TASK DESCRIPTION
Review the material line by line. Identify and copy every line that contains the string "Server".

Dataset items

>>>

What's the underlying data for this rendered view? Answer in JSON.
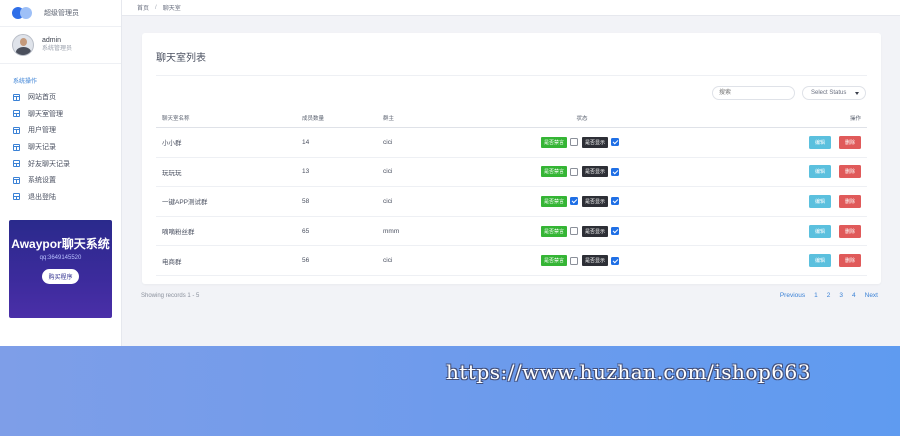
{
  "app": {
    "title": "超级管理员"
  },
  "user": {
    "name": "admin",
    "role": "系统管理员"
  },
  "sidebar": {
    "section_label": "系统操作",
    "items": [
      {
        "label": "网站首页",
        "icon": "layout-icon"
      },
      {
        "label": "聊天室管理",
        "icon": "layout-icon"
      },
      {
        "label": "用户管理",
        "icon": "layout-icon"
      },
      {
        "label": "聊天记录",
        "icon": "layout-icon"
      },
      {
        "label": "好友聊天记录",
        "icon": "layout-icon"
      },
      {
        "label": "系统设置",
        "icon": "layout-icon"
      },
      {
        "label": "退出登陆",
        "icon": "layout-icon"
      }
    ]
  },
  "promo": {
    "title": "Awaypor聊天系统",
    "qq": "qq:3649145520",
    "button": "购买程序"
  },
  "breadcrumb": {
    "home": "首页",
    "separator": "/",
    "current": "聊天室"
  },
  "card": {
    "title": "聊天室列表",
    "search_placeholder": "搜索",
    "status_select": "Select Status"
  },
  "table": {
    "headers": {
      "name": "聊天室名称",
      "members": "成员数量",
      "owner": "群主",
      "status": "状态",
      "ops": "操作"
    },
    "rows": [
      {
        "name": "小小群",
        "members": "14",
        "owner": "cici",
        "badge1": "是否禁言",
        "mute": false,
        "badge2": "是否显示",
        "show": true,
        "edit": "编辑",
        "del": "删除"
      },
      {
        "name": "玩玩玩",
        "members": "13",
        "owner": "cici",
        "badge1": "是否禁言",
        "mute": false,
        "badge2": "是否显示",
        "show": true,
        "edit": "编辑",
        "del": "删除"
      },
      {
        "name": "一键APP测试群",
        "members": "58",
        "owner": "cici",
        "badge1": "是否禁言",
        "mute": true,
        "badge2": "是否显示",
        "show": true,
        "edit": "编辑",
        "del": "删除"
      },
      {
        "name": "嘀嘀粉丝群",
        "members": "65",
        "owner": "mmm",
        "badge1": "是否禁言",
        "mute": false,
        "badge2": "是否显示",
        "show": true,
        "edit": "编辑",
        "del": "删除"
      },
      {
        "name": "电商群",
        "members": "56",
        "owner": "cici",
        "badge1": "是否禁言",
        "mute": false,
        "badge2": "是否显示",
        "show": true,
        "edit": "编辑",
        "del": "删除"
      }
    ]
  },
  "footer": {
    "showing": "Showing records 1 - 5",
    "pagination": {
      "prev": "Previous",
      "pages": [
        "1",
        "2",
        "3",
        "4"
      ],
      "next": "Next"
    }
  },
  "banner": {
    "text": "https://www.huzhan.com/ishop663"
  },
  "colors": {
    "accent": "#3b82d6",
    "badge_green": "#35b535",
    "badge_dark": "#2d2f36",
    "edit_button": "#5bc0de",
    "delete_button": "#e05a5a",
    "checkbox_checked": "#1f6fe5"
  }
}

<<<
>>>

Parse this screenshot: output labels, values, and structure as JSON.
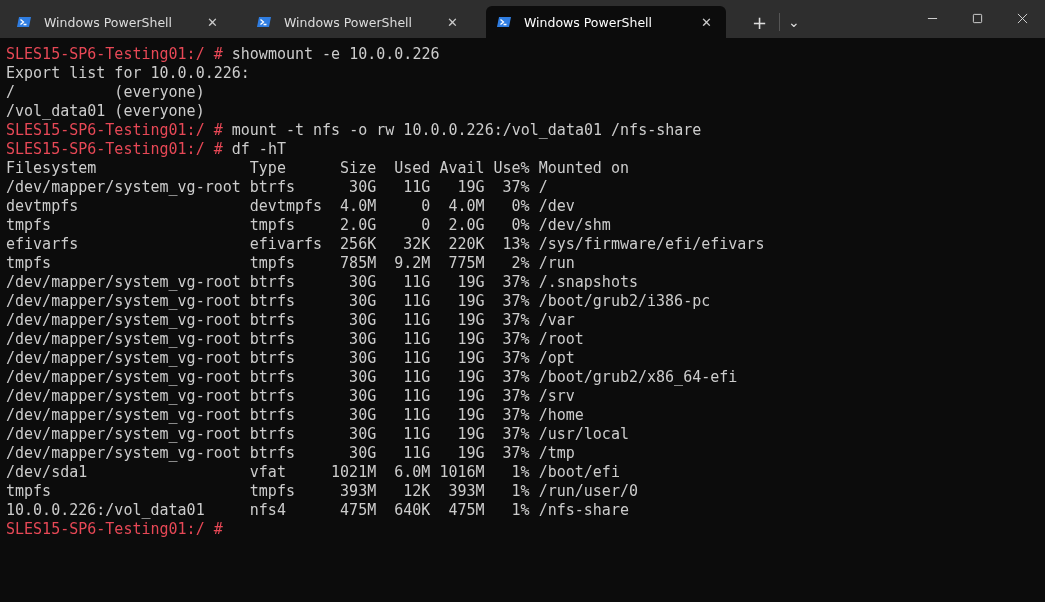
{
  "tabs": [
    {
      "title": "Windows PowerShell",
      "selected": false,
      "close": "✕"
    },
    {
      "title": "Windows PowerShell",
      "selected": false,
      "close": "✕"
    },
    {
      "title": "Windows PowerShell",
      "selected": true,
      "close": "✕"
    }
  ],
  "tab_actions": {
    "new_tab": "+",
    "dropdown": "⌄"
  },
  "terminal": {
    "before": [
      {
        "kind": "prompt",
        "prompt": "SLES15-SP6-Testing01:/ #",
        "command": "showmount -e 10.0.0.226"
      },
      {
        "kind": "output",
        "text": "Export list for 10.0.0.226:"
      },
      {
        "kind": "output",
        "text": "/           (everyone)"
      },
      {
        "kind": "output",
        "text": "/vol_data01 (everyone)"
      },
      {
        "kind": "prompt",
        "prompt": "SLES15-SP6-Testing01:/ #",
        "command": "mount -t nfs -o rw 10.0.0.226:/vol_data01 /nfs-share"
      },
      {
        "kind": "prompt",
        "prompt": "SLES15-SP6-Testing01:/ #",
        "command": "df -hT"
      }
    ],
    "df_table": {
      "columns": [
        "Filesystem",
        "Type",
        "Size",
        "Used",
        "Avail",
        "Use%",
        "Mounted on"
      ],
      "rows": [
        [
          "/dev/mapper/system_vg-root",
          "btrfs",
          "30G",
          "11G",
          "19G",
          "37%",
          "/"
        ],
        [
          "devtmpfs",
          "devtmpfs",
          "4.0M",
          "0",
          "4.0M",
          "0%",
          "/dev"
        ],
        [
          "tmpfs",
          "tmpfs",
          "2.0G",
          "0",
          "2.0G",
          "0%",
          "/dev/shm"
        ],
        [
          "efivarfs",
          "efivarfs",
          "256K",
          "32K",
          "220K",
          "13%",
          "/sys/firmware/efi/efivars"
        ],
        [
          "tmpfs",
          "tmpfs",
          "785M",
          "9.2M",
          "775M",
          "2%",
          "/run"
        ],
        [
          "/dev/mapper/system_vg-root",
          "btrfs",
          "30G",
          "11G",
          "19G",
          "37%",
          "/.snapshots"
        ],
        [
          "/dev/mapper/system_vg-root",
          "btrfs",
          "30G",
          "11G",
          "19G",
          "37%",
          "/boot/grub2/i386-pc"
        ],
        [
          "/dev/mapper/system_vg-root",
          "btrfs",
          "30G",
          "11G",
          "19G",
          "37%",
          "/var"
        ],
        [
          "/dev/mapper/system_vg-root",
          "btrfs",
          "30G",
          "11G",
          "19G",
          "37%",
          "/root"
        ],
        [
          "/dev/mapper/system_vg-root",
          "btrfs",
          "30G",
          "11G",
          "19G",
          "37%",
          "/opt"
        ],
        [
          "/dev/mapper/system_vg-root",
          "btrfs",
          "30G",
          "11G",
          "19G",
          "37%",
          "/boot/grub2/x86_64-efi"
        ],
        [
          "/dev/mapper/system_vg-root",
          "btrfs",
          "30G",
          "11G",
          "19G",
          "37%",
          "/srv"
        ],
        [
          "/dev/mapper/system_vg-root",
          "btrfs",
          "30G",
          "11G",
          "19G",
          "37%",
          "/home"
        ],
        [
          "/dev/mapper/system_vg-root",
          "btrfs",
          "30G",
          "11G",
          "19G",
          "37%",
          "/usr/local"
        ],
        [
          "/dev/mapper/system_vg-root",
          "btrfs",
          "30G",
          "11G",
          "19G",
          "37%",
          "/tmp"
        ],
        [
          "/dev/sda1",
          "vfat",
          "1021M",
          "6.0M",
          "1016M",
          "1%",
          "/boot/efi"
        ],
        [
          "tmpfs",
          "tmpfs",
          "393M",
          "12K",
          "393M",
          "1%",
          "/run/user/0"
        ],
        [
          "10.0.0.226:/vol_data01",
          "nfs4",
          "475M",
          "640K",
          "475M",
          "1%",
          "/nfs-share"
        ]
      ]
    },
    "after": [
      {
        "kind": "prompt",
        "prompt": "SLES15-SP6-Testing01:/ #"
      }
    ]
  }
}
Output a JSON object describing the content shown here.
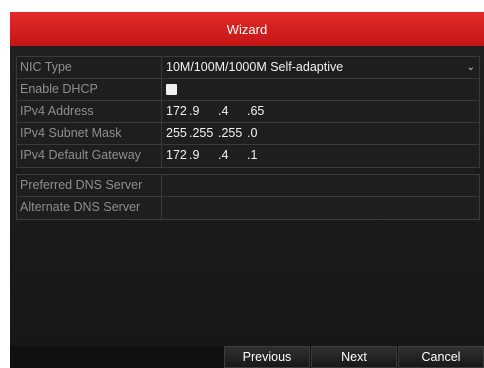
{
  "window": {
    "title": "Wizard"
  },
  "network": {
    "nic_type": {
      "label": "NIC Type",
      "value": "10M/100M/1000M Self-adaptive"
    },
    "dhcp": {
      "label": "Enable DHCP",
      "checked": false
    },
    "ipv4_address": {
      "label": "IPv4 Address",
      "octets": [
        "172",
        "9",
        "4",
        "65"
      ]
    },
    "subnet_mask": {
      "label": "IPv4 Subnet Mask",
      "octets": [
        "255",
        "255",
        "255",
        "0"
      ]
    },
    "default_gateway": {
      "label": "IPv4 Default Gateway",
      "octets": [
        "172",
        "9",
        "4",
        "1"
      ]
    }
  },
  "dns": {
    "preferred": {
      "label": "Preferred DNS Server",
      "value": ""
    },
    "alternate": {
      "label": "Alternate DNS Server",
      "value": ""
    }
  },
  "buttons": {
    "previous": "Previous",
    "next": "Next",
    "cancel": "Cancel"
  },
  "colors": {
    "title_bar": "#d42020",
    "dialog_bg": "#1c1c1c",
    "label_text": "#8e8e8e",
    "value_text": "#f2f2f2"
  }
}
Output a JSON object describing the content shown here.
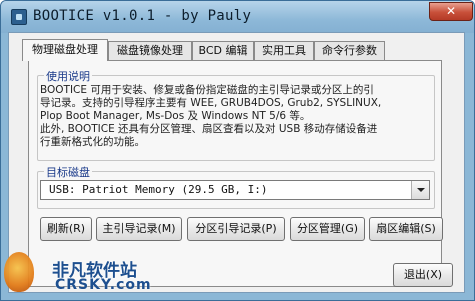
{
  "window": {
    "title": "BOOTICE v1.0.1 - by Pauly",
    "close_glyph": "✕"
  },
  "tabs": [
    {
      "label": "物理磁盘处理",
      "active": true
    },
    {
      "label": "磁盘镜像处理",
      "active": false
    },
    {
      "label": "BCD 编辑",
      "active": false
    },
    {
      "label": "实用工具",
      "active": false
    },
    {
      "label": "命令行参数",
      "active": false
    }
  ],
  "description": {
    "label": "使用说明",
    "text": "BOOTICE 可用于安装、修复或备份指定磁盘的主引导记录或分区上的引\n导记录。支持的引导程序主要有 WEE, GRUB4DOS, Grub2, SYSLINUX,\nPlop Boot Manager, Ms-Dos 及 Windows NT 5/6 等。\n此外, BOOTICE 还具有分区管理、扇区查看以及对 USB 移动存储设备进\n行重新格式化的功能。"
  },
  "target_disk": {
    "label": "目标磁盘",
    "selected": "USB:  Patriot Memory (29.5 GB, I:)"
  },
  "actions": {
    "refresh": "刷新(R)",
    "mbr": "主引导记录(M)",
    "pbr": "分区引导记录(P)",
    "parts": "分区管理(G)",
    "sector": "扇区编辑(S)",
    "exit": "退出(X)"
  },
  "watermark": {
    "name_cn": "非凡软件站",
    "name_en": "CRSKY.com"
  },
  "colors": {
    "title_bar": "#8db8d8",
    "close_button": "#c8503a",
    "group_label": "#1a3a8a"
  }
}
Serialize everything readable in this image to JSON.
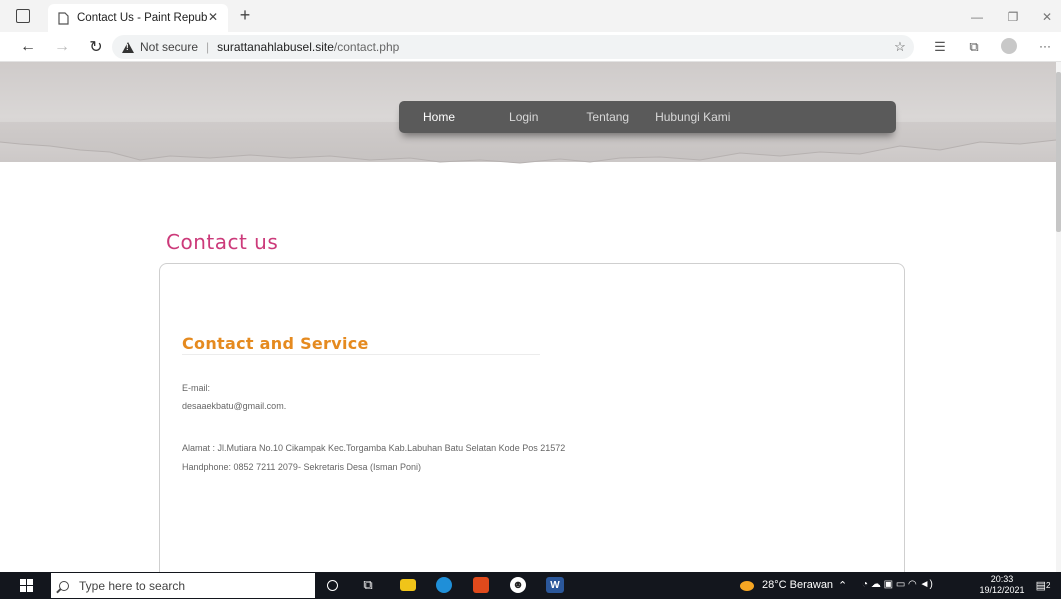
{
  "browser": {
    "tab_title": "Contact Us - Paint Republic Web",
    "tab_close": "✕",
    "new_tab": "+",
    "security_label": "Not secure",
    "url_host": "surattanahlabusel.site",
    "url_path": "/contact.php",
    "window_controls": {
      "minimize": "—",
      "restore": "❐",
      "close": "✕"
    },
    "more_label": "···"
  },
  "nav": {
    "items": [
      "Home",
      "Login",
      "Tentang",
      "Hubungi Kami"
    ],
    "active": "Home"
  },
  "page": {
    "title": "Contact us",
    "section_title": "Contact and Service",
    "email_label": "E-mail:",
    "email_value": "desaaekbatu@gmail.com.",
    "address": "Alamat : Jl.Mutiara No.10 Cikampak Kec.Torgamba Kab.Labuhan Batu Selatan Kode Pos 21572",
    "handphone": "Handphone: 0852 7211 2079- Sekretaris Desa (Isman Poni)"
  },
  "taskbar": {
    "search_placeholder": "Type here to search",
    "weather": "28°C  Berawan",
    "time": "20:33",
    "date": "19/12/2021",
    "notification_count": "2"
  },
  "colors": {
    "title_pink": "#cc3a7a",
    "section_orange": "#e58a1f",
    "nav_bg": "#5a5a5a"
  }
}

<<<

RESULT BELOW
      "label": "Preferred DNS Server",
      "label": "Alternate DNS Server",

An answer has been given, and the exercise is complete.